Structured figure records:
----

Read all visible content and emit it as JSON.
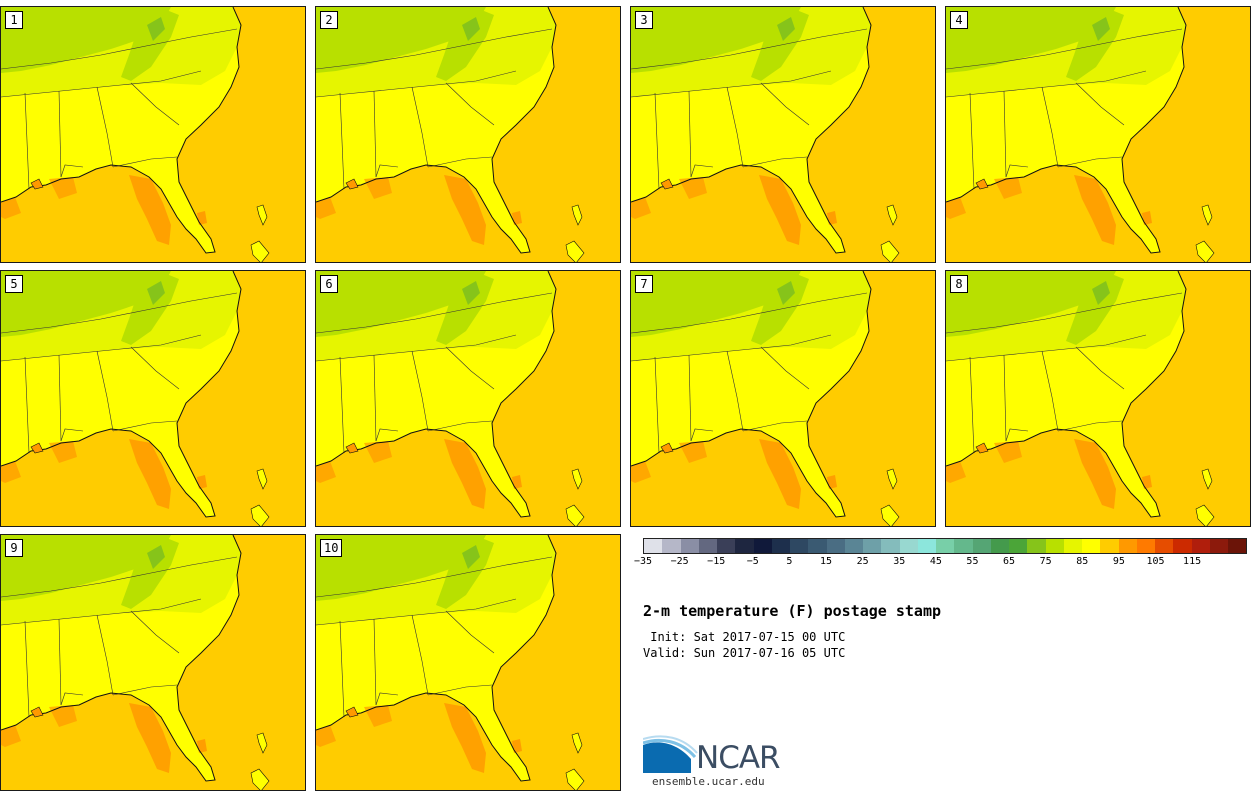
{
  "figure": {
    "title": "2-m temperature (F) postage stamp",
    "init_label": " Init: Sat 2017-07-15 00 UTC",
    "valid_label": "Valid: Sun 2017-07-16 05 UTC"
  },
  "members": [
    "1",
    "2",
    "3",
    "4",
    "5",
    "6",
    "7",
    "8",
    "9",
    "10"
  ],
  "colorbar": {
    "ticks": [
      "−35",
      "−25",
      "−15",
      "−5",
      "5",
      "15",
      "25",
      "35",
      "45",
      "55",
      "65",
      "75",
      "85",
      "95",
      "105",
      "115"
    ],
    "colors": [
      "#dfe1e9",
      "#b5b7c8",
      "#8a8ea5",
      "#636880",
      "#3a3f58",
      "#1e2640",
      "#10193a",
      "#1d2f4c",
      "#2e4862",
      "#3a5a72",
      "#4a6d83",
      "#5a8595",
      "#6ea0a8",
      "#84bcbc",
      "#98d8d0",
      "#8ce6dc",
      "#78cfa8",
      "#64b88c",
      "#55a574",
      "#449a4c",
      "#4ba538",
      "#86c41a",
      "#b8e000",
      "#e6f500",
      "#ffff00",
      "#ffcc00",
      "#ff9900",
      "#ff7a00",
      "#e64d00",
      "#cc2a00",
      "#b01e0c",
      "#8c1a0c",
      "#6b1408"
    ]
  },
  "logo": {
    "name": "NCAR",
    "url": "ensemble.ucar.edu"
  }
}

----

Requirements: Extract the full listing exactly, with the pictures left out.

Solution to this problem:
Read all visible content and emit it as JSON.
{
  "figure": {
    "title": "2-m temperature (F) postage stamp",
    "init_label": " Init: Sat 2017-07-15 00 UTC",
    "valid_label": "Valid: Sun 2017-07-16 05 UTC"
  },
  "members": [
    "1",
    "2",
    "3",
    "4",
    "5",
    "6",
    "7",
    "8",
    "9",
    "10"
  ],
  "colorbar": {
    "ticks": [
      "−35",
      "−25",
      "−15",
      "−5",
      "5",
      "15",
      "25",
      "35",
      "45",
      "55",
      "65",
      "75",
      "85",
      "95",
      "105",
      "115"
    ],
    "colors": [
      "#dfe1e9",
      "#b5b7c8",
      "#8a8ea5",
      "#636880",
      "#3a3f58",
      "#1e2640",
      "#10193a",
      "#1d2f4c",
      "#2e4862",
      "#3a5a72",
      "#4a6d83",
      "#5a8595",
      "#6ea0a8",
      "#84bcbc",
      "#98d8d0",
      "#8ce6dc",
      "#78cfa8",
      "#64b88c",
      "#55a574",
      "#449a4c",
      "#4ba538",
      "#86c41a",
      "#b8e000",
      "#e6f500",
      "#ffff00",
      "#ffcc00",
      "#ff9900",
      "#ff7a00",
      "#e64d00",
      "#cc2a00",
      "#b01e0c",
      "#8c1a0c",
      "#6b1408"
    ]
  },
  "logo": {
    "name": "NCAR",
    "url": "ensemble.ucar.edu"
  }
}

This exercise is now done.